Set exercise = All of the material below is to be returned exactly.

Given records =

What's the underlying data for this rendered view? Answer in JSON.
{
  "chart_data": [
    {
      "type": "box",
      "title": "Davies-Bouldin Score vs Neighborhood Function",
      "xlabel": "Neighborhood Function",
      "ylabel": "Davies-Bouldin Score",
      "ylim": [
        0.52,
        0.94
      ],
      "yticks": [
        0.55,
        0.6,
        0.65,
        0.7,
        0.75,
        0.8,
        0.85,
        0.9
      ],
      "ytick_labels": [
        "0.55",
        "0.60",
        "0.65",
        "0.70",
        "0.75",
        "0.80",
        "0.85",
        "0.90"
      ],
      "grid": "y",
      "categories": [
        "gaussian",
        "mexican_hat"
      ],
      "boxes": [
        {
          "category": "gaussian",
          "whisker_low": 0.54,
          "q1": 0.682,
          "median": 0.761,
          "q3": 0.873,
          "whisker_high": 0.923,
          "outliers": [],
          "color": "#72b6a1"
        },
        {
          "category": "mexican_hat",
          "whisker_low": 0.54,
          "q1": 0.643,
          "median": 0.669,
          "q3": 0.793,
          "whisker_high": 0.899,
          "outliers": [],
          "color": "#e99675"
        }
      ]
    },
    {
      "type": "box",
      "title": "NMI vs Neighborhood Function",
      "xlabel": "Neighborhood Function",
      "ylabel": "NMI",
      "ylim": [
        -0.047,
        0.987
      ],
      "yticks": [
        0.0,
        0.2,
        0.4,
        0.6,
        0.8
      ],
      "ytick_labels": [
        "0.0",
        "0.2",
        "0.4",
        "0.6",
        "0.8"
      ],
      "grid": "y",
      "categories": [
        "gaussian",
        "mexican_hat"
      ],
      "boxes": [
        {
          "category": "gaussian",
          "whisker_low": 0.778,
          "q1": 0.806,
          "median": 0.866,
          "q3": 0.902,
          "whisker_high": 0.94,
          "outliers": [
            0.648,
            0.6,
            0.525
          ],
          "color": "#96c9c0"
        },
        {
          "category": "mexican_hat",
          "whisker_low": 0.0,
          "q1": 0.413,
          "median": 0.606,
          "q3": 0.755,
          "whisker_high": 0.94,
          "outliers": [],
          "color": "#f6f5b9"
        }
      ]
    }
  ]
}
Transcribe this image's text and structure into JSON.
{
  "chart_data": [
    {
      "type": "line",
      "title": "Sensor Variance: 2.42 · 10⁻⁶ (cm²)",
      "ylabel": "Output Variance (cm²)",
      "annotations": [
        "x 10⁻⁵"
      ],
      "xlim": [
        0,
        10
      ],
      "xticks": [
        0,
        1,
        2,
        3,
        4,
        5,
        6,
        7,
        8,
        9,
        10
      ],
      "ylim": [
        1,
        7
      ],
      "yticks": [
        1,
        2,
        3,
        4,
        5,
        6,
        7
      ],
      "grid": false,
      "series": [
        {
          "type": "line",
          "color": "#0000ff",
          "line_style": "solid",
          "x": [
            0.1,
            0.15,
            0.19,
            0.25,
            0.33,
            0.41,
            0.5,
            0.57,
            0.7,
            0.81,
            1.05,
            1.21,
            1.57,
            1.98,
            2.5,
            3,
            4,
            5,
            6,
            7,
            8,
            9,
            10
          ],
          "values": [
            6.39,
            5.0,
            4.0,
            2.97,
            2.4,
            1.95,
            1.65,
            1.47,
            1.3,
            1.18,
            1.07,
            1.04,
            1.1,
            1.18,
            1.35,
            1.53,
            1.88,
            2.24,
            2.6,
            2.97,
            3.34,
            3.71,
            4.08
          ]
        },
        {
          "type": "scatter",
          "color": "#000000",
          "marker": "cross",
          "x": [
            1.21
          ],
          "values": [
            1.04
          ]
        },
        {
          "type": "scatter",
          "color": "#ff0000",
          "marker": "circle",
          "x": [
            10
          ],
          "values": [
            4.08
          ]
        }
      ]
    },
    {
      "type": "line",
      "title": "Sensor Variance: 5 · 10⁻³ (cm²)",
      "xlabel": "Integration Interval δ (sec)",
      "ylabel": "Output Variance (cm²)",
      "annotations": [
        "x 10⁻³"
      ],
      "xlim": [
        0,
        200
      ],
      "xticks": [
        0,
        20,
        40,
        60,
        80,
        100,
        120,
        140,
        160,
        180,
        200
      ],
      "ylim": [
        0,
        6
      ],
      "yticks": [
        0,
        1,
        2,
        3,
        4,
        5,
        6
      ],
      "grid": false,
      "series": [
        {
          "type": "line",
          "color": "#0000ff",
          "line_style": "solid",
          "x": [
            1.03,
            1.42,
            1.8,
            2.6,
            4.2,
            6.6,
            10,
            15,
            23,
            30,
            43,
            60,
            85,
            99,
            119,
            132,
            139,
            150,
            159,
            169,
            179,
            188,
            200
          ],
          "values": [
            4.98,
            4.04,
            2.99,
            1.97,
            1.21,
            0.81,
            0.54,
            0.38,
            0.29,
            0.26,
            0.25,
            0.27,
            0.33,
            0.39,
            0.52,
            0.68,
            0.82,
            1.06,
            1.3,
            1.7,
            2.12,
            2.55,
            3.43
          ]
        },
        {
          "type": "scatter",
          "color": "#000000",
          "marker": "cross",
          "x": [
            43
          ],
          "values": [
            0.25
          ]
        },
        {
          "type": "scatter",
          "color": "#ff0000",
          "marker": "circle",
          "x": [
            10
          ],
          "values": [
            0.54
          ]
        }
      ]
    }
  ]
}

Answer =
What's the underlying data for this rendered view? Answer in JSON.
{
  "chart_data": [
    {
      "type": "box",
      "title": "Davies-Bouldin Score vs Neighborhood Function",
      "xlabel": "Neighborhood Function",
      "ylabel": "Davies-Bouldin Score",
      "ylim": [
        0.52,
        0.94
      ],
      "yticks": [
        0.55,
        0.6,
        0.65,
        0.7,
        0.75,
        0.8,
        0.85,
        0.9
      ],
      "ytick_labels": [
        "0.55",
        "0.60",
        "0.65",
        "0.70",
        "0.75",
        "0.80",
        "0.85",
        "0.90"
      ],
      "grid": "y",
      "categories": [
        "gaussian",
        "mexican_hat"
      ],
      "boxes": [
        {
          "category": "gaussian",
          "whisker_low": 0.54,
          "q1": 0.682,
          "median": 0.761,
          "q3": 0.873,
          "whisker_high": 0.923,
          "outliers": [],
          "color": "#72b6a1"
        },
        {
          "category": "mexican_hat",
          "whisker_low": 0.54,
          "q1": 0.643,
          "median": 0.669,
          "q3": 0.793,
          "whisker_high": 0.899,
          "outliers": [],
          "color": "#e99675"
        }
      ]
    },
    {
      "type": "box",
      "title": "NMI vs Neighborhood Function",
      "xlabel": "Neighborhood Function",
      "ylabel": "NMI",
      "ylim": [
        -0.047,
        0.987
      ],
      "yticks": [
        0.0,
        0.2,
        0.4,
        0.6,
        0.8
      ],
      "ytick_labels": [
        "0.0",
        "0.2",
        "0.4",
        "0.6",
        "0.8"
      ],
      "grid": "y",
      "categories": [
        "gaussian",
        "mexican_hat"
      ],
      "boxes": [
        {
          "category": "gaussian",
          "whisker_low": 0.778,
          "q1": 0.806,
          "median": 0.866,
          "q3": 0.902,
          "whisker_high": 0.94,
          "outliers": [
            0.648,
            0.6,
            0.525
          ],
          "color": "#96c9c0"
        },
        {
          "category": "mexican_hat",
          "whisker_low": 0.0,
          "q1": 0.413,
          "median": 0.606,
          "q3": 0.755,
          "whisker_high": 0.94,
          "outliers": [],
          "color": "#f6f5b9"
        }
      ]
    }
  ]
}
Transcribe this image's text and structure into JSON.
{
  "chart_data": [
    {
      "type": "line",
      "title": "Sensor Variance: 2.42 · 10⁻⁶ (cm²)",
      "ylabel": "Output Variance (cm²)",
      "annotations": [
        "x 10⁻⁵"
      ],
      "xlim": [
        0,
        10
      ],
      "xticks": [
        0,
        1,
        2,
        3,
        4,
        5,
        6,
        7,
        8,
        9,
        10
      ],
      "ylim": [
        1,
        7
      ],
      "yticks": [
        1,
        2,
        3,
        4,
        5,
        6,
        7
      ],
      "grid": false,
      "series": [
        {
          "type": "line",
          "color": "#0000ff",
          "line_style": "solid",
          "x": [
            0.1,
            0.15,
            0.19,
            0.25,
            0.33,
            0.41,
            0.5,
            0.57,
            0.7,
            0.81,
            1.05,
            1.21,
            1.57,
            1.98,
            2.5,
            3,
            4,
            5,
            6,
            7,
            8,
            9,
            10
          ],
          "values": [
            6.39,
            5.0,
            4.0,
            2.97,
            2.4,
            1.95,
            1.65,
            1.47,
            1.3,
            1.18,
            1.07,
            1.04,
            1.1,
            1.18,
            1.35,
            1.53,
            1.88,
            2.24,
            2.6,
            2.97,
            3.34,
            3.71,
            4.08
          ]
        },
        {
          "type": "scatter",
          "color": "#000000",
          "marker": "cross",
          "x": [
            1.21
          ],
          "values": [
            1.04
          ]
        },
        {
          "type": "scatter",
          "color": "#ff0000",
          "marker": "circle",
          "x": [
            10
          ],
          "values": [
            4.08
          ]
        }
      ]
    },
    {
      "type": "line",
      "title": "Sensor Variance: 5 · 10⁻³ (cm²)",
      "xlabel": "Integration Interval δ (sec)",
      "ylabel": "Output Variance (cm²)",
      "annotations": [
        "x 10⁻³"
      ],
      "xlim": [
        0,
        200
      ],
      "xticks": [
        0,
        20,
        40,
        60,
        80,
        100,
        120,
        140,
        160,
        180,
        200
      ],
      "ylim": [
        0,
        6
      ],
      "yticks": [
        0,
        1,
        2,
        3,
        4,
        5,
        6
      ],
      "grid": false,
      "series": [
        {
          "type": "line",
          "color": "#0000ff",
          "line_style": "solid",
          "x": [
            1.03,
            1.42,
            1.8,
            2.6,
            4.2,
            6.6,
            10,
            15,
            23,
            30,
            43,
            60,
            85,
            99,
            119,
            132,
            139,
            150,
            159,
            169,
            179,
            188,
            200
          ],
          "values": [
            4.98,
            4.04,
            2.99,
            1.97,
            1.21,
            0.81,
            0.54,
            0.38,
            0.29,
            0.26,
            0.25,
            0.27,
            0.33,
            0.39,
            0.52,
            0.68,
            0.82,
            1.06,
            1.3,
            1.7,
            2.12,
            2.55,
            3.43
          ]
        },
        {
          "type": "scatter",
          "color": "#000000",
          "marker": "cross",
          "x": [
            43
          ],
          "values": [
            0.25
          ]
        },
        {
          "type": "scatter",
          "color": "#ff0000",
          "marker": "circle",
          "x": [
            10
          ],
          "values": [
            0.54
          ]
        }
      ]
    }
  ]
}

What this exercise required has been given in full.